**EXERCISE DESCRIPTION**
Print the items line by line without changes, beginning at their first line and stopping after the line that contains "card-title: Functions On".

**RECORDS TO PROCESS**
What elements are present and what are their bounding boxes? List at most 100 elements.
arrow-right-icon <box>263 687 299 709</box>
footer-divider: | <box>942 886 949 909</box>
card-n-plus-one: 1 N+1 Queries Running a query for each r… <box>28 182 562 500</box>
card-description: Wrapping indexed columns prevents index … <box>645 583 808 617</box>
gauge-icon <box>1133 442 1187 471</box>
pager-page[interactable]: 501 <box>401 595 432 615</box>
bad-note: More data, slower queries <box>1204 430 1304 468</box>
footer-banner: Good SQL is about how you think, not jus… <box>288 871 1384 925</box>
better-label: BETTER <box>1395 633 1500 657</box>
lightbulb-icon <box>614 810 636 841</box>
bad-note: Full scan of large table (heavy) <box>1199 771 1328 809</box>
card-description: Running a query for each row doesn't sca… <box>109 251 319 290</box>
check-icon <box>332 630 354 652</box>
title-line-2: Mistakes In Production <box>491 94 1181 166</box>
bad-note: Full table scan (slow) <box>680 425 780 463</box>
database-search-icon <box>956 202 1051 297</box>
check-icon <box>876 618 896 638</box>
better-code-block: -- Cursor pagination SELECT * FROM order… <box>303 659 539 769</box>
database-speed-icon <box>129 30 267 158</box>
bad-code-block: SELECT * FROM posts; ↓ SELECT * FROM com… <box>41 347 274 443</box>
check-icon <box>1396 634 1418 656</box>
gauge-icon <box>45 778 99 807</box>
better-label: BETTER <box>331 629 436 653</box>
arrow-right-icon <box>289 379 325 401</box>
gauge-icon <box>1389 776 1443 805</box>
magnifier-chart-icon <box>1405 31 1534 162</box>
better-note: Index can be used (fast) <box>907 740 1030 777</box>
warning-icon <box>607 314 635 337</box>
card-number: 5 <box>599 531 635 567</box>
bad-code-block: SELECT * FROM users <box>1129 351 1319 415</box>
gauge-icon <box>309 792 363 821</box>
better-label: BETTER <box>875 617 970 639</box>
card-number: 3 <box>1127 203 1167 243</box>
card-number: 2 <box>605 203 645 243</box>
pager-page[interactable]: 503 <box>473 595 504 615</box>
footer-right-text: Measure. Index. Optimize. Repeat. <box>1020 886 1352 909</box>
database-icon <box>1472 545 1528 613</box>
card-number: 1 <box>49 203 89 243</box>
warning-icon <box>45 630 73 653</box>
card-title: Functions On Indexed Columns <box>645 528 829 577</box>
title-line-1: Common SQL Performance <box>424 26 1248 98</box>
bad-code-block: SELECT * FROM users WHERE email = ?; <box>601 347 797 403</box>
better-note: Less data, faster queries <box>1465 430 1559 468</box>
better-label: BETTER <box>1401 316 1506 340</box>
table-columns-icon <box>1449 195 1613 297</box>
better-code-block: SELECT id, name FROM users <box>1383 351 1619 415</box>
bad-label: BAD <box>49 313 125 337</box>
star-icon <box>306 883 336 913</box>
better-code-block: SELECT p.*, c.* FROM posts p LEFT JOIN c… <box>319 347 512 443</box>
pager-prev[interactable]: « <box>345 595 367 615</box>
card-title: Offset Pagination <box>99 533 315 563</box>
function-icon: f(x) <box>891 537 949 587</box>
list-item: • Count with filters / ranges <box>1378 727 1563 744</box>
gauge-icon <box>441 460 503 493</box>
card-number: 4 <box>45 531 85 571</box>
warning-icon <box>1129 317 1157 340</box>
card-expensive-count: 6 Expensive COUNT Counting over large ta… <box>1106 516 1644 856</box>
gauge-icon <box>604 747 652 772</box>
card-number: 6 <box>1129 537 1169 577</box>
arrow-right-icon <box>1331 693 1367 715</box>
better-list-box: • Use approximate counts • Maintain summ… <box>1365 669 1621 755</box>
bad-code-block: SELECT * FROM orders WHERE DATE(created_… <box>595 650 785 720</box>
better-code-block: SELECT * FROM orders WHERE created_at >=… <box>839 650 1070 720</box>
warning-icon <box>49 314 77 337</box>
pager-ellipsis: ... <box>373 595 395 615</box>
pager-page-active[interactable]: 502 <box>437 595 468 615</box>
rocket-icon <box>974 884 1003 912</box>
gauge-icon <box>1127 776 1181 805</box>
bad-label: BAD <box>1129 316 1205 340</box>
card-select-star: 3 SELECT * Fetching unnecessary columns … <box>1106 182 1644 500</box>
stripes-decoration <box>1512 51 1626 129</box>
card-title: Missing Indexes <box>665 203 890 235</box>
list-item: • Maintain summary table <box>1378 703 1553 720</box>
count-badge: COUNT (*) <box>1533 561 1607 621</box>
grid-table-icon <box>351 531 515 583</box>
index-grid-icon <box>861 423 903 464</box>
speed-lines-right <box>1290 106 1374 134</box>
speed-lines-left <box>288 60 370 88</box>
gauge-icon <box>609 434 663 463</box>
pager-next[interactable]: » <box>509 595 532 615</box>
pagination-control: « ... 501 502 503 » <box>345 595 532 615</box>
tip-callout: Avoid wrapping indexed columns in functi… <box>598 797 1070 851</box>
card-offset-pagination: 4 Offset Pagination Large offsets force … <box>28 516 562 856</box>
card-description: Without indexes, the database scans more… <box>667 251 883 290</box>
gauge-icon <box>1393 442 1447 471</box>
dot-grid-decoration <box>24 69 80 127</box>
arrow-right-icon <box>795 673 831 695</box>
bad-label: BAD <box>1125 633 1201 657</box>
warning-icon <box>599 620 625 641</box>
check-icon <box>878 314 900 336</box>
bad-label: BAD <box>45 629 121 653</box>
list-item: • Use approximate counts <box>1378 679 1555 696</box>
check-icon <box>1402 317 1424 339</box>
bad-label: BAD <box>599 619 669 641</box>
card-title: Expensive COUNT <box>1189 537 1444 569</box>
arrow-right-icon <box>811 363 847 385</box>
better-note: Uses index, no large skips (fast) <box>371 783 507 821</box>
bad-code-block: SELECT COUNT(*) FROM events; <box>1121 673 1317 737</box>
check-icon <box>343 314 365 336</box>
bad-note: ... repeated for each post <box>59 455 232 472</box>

**RESULT**
What elements are present and what are their bounding boxes? List at most 100 elements.
arrow-right-icon <box>263 687 299 709</box>
footer-divider: | <box>942 886 949 909</box>
card-n-plus-one: 1 N+1 Queries Running a query for each r… <box>28 182 562 500</box>
card-description: Wrapping indexed columns prevents index … <box>645 583 808 617</box>
gauge-icon <box>1133 442 1187 471</box>
pager-page[interactable]: 501 <box>401 595 432 615</box>
bad-note: More data, slower queries <box>1204 430 1304 468</box>
footer-banner: Good SQL is about how you think, not jus… <box>288 871 1384 925</box>
better-label: BETTER <box>1395 633 1500 657</box>
lightbulb-icon <box>614 810 636 841</box>
bad-note: Full scan of large table (heavy) <box>1199 771 1328 809</box>
card-description: Running a query for each row doesn't sca… <box>109 251 319 290</box>
check-icon <box>332 630 354 652</box>
title-line-2: Mistakes In Production <box>491 94 1181 166</box>
bad-note: Full table scan (slow) <box>680 425 780 463</box>
database-search-icon <box>956 202 1051 297</box>
check-icon <box>876 618 896 638</box>
better-code-block: -- Cursor pagination SELECT * FROM order… <box>303 659 539 769</box>
database-speed-icon <box>129 30 267 158</box>
bad-code-block: SELECT * FROM posts; ↓ SELECT * FROM com… <box>41 347 274 443</box>
check-icon <box>1396 634 1418 656</box>
gauge-icon <box>45 778 99 807</box>
better-label: BETTER <box>331 629 436 653</box>
arrow-right-icon <box>289 379 325 401</box>
gauge-icon <box>1389 776 1443 805</box>
magnifier-chart-icon <box>1405 31 1534 162</box>
better-note: Index can be used (fast) <box>907 740 1030 777</box>
warning-icon <box>607 314 635 337</box>
card-number: 5 <box>599 531 635 567</box>
bad-code-block: SELECT * FROM users <box>1129 351 1319 415</box>
gauge-icon <box>309 792 363 821</box>
better-label: BETTER <box>875 617 970 639</box>
card-number: 3 <box>1127 203 1167 243</box>
card-number: 2 <box>605 203 645 243</box>
pager-page[interactable]: 503 <box>473 595 504 615</box>
footer-right-text: Measure. Index. Optimize. Repeat. <box>1020 886 1352 909</box>
database-icon <box>1472 545 1528 613</box>
card-number: 1 <box>49 203 89 243</box>
warning-icon <box>45 630 73 653</box>
card-title: Functions On Indexed Columns <box>645 528 829 577</box>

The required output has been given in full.